> _Given request A_
Summarize the thread in two sentences.

> _Selection_
____

1. Limits of Integration

Can I get some help, im trying to view the image of this in space

r is the region in the first quadrant bounded by the line y=x and
the curve x^4 +x^2y^2=y^2..
any idea on the limits for my integral, i think it goes from 0-pi/2 and something
else

2. I don't think changing to polar coordinates helps. $\displaystyle x^2y^2- y^2= y^2(x^- 1)= -x^4$ so $\displaystyle y^2= \frac{x^4}{1- x^2}$ and, in the first quadrant, $\displaystyle y= \frac{x^2}{\sqrt{1- x^2}}$. That intersects y= x when x= 0 and when $\displaystyle \frac{x^4}{1- x^2}= x^2$ which is equivalent to $\displaystyle x^2= 1- x^2$.

____

> _Supplied information_
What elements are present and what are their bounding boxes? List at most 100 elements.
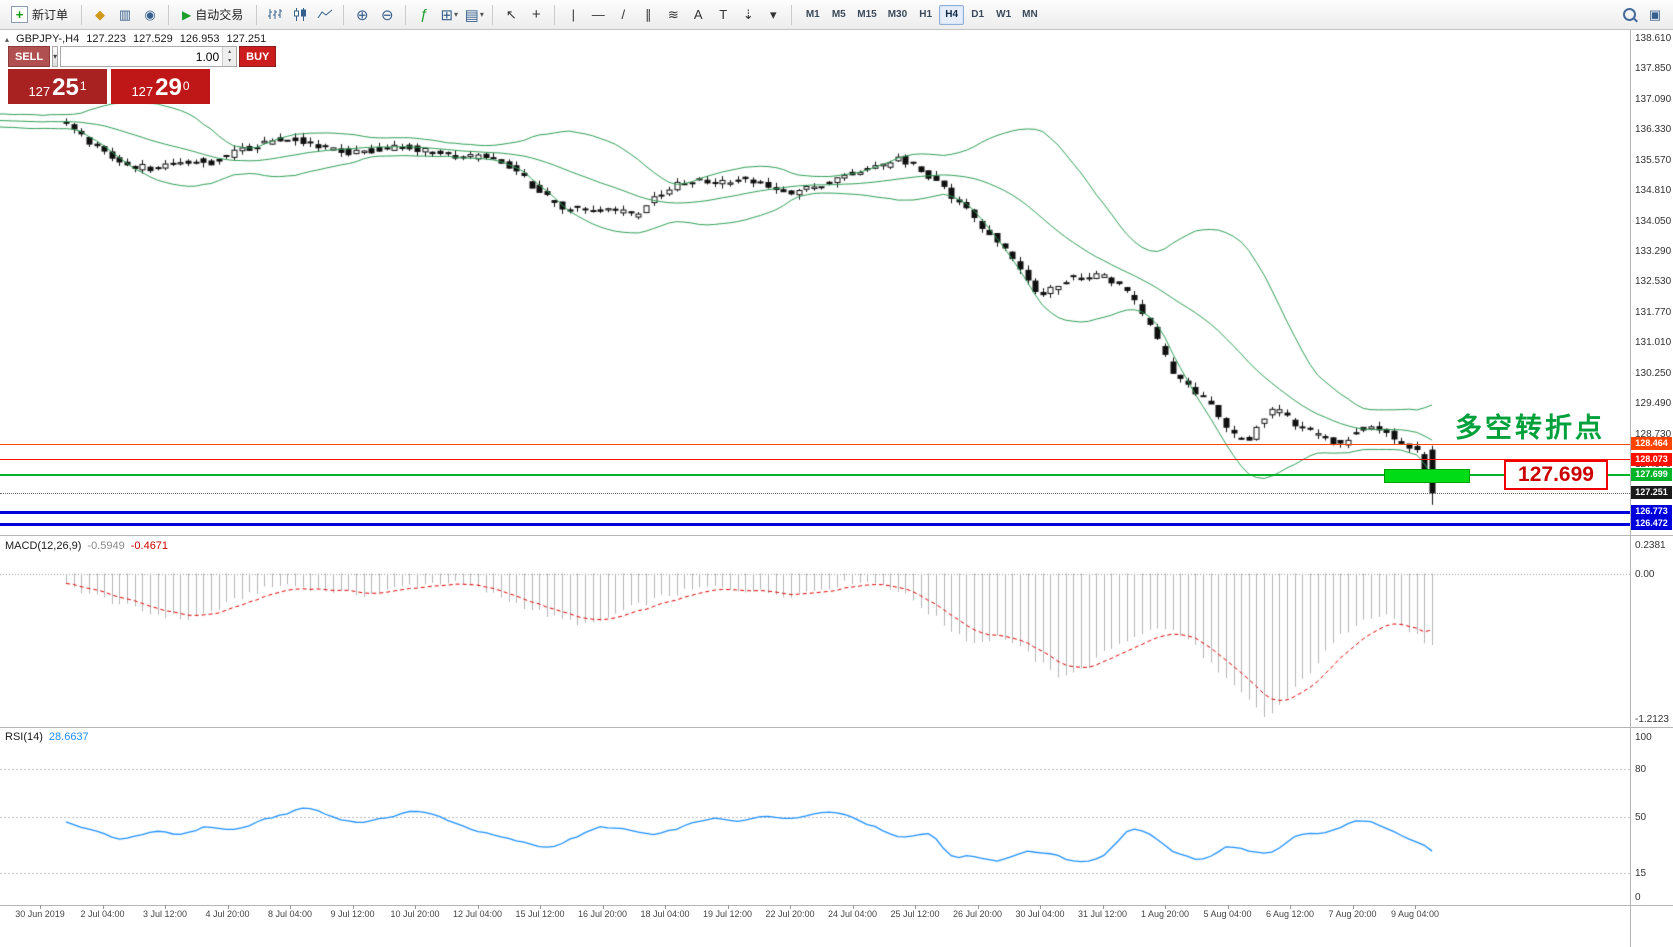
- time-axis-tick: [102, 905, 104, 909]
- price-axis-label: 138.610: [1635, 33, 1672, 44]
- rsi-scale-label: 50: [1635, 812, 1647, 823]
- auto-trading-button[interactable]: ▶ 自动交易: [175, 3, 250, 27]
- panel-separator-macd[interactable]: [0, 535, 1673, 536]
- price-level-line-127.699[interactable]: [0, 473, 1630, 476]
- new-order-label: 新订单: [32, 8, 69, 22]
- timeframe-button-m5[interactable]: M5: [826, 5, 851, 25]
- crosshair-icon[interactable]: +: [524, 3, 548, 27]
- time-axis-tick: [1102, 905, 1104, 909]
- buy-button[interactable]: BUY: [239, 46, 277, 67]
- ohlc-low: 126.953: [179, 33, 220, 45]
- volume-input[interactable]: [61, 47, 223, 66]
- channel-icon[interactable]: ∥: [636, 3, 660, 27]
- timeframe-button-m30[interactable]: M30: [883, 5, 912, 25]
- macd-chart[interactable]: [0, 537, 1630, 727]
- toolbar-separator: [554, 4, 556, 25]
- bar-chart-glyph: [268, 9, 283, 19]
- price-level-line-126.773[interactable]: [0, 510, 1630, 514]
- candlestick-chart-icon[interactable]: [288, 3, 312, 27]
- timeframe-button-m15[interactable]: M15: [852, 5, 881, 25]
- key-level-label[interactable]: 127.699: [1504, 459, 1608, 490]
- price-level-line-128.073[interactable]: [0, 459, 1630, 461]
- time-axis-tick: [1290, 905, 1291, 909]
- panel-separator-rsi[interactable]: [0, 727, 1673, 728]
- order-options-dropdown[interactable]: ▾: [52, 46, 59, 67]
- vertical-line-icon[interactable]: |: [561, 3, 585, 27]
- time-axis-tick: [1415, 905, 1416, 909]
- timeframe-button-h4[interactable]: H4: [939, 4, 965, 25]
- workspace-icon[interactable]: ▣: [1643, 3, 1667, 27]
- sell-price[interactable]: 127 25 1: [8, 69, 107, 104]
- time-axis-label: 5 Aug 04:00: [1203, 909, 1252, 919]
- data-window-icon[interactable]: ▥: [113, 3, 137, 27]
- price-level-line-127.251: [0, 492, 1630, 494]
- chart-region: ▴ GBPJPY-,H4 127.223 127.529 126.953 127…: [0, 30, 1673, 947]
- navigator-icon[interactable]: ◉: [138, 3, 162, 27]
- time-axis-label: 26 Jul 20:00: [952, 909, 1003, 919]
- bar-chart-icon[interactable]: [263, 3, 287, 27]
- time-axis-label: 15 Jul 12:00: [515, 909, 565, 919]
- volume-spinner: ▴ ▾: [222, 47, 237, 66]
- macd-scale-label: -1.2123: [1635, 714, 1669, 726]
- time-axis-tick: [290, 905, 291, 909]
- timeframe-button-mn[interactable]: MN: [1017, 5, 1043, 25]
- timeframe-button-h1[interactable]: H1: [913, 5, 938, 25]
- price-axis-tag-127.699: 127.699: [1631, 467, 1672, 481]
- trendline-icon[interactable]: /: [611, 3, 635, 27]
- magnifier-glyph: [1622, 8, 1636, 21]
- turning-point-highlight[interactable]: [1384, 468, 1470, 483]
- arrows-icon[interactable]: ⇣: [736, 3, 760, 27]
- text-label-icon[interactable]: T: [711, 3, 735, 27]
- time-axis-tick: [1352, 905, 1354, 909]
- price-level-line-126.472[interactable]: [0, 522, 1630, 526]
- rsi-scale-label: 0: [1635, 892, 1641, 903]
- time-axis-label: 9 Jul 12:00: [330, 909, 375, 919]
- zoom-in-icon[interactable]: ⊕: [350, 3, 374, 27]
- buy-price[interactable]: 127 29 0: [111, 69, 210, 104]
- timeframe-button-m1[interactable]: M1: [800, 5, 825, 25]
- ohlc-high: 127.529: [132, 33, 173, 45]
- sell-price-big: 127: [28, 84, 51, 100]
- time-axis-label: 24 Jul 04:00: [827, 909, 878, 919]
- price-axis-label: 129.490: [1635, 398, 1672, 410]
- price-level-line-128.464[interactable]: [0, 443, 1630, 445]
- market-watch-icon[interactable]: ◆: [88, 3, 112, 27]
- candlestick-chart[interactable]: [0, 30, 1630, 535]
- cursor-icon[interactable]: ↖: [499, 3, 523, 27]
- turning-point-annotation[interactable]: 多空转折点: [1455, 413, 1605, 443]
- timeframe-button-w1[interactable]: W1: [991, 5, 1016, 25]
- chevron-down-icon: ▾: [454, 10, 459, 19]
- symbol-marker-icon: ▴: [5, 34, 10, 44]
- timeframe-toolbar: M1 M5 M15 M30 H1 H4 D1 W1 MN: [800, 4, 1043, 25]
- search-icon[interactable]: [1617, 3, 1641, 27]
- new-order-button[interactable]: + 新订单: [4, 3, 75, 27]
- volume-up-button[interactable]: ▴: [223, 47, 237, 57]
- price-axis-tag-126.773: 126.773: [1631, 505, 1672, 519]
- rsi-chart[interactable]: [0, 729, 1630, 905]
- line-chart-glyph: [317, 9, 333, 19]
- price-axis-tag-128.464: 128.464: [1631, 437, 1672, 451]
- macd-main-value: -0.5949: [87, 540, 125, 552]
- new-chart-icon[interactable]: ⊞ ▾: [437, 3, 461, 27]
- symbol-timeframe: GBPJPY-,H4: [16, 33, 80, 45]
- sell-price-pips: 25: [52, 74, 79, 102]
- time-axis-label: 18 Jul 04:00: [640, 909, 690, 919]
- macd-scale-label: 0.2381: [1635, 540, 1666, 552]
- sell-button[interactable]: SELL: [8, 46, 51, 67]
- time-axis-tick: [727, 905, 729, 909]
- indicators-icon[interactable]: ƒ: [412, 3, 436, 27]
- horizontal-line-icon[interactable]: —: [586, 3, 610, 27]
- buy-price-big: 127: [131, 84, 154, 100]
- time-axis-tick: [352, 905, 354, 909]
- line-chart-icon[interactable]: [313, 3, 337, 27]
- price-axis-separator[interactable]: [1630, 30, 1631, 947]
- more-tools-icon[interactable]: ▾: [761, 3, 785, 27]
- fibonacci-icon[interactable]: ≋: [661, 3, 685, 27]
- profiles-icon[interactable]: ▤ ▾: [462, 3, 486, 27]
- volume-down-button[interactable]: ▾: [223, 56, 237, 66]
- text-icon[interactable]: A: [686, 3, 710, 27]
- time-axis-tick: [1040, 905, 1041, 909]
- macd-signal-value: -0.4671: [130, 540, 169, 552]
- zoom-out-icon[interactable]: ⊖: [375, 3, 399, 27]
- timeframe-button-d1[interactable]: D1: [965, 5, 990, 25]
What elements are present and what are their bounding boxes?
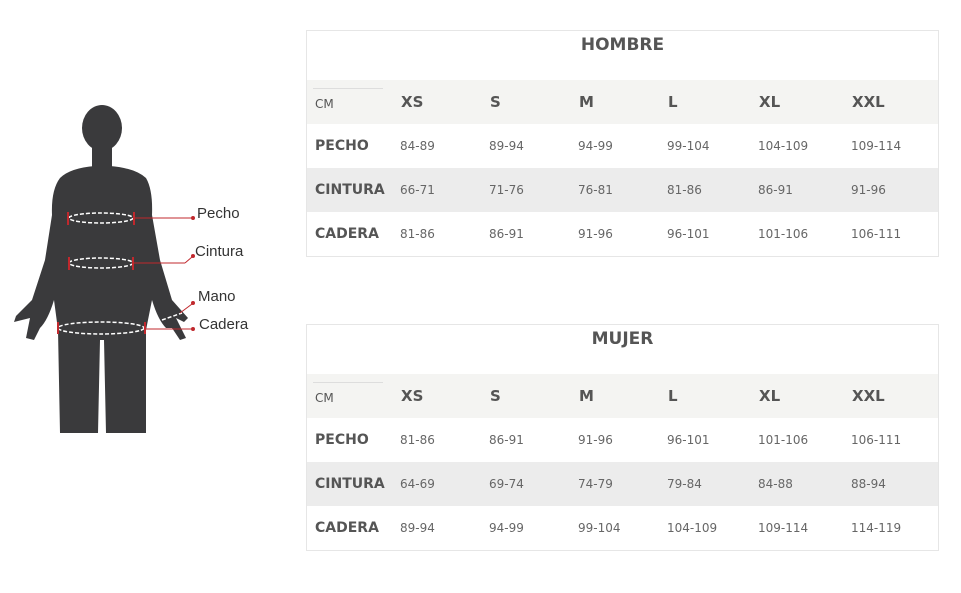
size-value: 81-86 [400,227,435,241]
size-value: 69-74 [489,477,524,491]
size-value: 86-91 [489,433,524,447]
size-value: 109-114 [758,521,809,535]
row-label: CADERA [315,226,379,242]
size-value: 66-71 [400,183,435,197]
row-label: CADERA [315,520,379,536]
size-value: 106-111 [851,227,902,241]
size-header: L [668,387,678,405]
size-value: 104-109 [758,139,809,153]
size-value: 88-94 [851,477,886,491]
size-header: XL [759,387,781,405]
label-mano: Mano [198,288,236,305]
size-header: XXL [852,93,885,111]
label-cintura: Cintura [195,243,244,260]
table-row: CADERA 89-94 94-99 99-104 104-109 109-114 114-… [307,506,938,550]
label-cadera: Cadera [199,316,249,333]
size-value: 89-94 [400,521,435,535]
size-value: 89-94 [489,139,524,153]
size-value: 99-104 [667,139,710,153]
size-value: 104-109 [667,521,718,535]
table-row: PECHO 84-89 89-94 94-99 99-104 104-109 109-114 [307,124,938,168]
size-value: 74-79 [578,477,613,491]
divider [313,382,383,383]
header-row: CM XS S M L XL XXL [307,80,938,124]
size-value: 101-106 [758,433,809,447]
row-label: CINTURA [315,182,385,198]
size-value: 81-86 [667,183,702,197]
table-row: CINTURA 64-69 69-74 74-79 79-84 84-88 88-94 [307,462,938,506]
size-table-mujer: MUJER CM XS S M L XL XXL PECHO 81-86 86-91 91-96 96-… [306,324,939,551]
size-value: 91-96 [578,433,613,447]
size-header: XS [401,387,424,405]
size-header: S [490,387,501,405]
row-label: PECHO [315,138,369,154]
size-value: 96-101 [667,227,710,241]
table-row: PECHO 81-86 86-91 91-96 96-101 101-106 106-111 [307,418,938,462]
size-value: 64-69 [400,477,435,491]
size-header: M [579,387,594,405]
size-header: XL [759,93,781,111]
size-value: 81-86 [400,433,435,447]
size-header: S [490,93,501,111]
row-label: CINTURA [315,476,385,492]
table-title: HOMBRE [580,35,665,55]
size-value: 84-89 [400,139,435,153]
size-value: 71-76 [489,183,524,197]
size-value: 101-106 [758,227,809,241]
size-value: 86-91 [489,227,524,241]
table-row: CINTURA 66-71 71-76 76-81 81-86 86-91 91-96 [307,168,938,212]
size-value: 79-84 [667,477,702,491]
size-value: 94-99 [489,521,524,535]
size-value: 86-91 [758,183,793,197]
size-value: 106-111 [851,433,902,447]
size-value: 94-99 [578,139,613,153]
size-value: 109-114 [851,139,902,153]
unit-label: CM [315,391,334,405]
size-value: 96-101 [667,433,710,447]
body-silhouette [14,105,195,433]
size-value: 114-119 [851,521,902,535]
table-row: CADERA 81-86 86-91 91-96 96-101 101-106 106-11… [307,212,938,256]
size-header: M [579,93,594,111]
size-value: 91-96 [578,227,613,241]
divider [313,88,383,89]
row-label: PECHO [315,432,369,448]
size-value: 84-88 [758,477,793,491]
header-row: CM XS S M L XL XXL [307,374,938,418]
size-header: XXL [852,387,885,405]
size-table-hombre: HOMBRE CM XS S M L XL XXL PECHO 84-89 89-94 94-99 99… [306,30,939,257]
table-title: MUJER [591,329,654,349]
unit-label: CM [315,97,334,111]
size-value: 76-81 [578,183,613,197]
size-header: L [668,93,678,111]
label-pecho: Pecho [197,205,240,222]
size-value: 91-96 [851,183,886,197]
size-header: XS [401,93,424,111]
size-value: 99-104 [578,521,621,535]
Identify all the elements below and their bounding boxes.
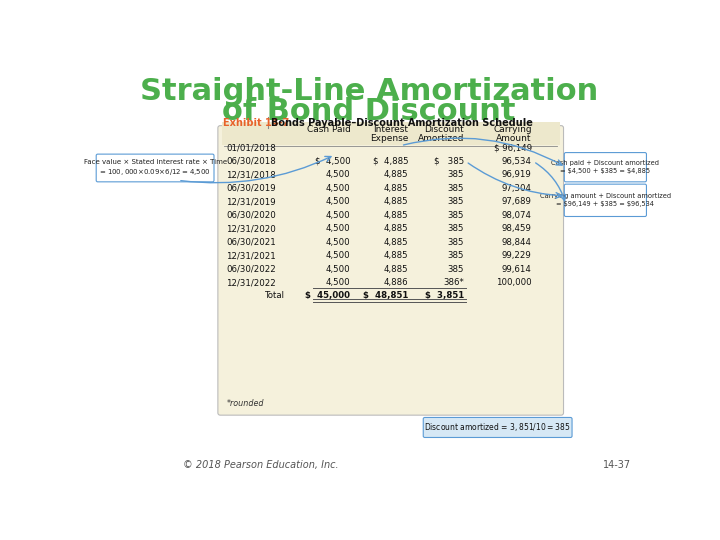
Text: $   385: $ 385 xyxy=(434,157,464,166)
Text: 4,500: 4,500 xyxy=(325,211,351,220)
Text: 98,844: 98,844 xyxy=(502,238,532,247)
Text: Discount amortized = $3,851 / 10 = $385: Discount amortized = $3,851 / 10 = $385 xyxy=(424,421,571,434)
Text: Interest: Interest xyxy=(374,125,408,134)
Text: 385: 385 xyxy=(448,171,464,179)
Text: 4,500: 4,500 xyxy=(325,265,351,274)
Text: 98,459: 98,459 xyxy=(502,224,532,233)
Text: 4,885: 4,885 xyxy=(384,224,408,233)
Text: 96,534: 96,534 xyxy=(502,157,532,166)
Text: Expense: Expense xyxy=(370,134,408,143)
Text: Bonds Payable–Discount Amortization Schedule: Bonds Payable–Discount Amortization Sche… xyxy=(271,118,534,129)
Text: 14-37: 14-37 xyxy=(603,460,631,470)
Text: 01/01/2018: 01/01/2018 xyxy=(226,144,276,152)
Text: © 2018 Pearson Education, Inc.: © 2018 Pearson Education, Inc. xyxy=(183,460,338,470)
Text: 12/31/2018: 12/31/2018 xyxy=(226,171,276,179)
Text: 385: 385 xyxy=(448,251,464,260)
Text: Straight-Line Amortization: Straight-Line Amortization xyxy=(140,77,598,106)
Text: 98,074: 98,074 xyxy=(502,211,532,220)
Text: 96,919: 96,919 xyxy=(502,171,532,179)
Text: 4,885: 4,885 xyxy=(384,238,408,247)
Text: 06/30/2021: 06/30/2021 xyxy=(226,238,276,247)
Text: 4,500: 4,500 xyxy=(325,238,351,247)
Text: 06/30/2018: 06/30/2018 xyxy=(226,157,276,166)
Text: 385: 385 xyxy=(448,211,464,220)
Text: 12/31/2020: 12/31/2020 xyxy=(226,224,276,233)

____

> _Given request B_
Put the listing lines into a Markdown table with the columns Row and Line, numbering each row and leaving out blank lines, starting with the line that contains "size-value: 81-86 [400,227,435,241]" and going on through the line that contains "size-value: 86-91 [489,227,524,241]".

> _Final result A_
A poster asks for help finding the limits of integration over a region in the first quadrant bounded by the line y=x and the curve x^4 + x^2y^2 = y^2, and guesses that one range goes from 0 to pi/2. A reply doubts that polar coordinates help, gives the curve in the first quadrant as y = x^2/sqrt(1 - x^2), and finds that it meets y = x at x = 0 and where x^2 = 1 - x^2.

> _Final result B_
| Row | Line |
|---|---|
| 1 | size-value: 81-86 [400,227,435,241] |
| 2 | size-value: 69-74 [489,477,524,491] |
| 3 | size-value: 86-91 [489,433,524,447] |
| 4 | size-value: 109-114 [758,521,809,535] |
| 5 | row-label: CADERA [315,226,379,242] |
| 6 | size-value: 66-71 [400,183,435,197] |
| 7 | row-label: CADERA [315,520,379,536] |
| 8 | size-value: 106-111 [851,227,902,241] |
| 9 | size-header: L [668,387,678,405] |
| 10 | size-value: 104-109 [758,139,809,153] |
| 11 | size-value: 88-94 [851,477,886,491] |
| 12 | size-header: XL [759,387,781,405] |
| 13 | label-mano: Mano [198,288,236,305] |
| 14 | size-header: XXL [852,93,885,111] |
| 15 | label-cintura: Cintura [195,243,244,260] |
| 16 | table-row: CADERA 89-94 94-99 99-104 104-109 109-114 114-… [307,506,938,550] |
| 17 | label-cadera: Cadera [199,316,249,333] |
| 18 | size-value: 89-94 [400,521,435,535] |
| 19 | size-value: 89-94 [489,139,524,153] |
| 20 | size-value: 99-104 [667,139,710,153] |
| 21 | size-value: 104-109 [667,521,718,535] |
| 22 | table-row: PECHO 84-89 89-94 94-99 99-104 104-109 109-114 [307,124,938,168] |
| 23 | size-value: 74-79 [578,477,613,491] |
| 24 | divider [313,382,383,383] |
| 25 | header-row: CM XS S M L XL XXL [307,80,938,124] |
| 26 | size-value: 101-106 [758,433,809,447] |
| 27 | row-label: CINTURA [315,182,385,198] |
| 28 | size-value: 81-86 [667,183,702,197] |
| 29 | table-row: CINTURA 64-69 69-74 74-79 79-84 84-88 88-94 [307,462,938,506] |
| 30 | size-table-mujer: MUJER CM XS S M L XL XXL PECHO 81-86 86-91 91-96 96-… [306,324,939,551] |
| 31 | size-value: 91-96 [578,433,613,447] |
| 32 | size-header: XS [401,387,424,405] |
| 33 | size-header: S [490,387,501,405] |
| 34 | row-label: PECHO [315,138,369,154] |
| 35 | size-value: 96-101 [667,227,710,241] |
| 36 | table-row: PECHO 81-86 86-91 91-96 96-101 101-106 106-111 [307,418,938,462] |
| 37 | size-value: 64-69 [400,477,435,491] |
| 38 | size-header: M [579,387,594,405] |
| 39 | size-header: XL [759,93,781,111] |
| 40 | size-value: 81-86 [400,433,435,447] |
| 41 | size-header: S [490,93,501,111] |
| 42 | row-label: CINTURA [315,476,385,492] |
| 43 | table-title: HOMBRE [580,35,665,55] |
| 44 | size-value: 84-89 [400,139,435,153] |
| 45 | size-value: 71-76 [489,183,524,197] |
| 46 | size-value: 101-106 [758,227,809,241] |
| 47 | size-value: 86-91 [489,227,524,241] |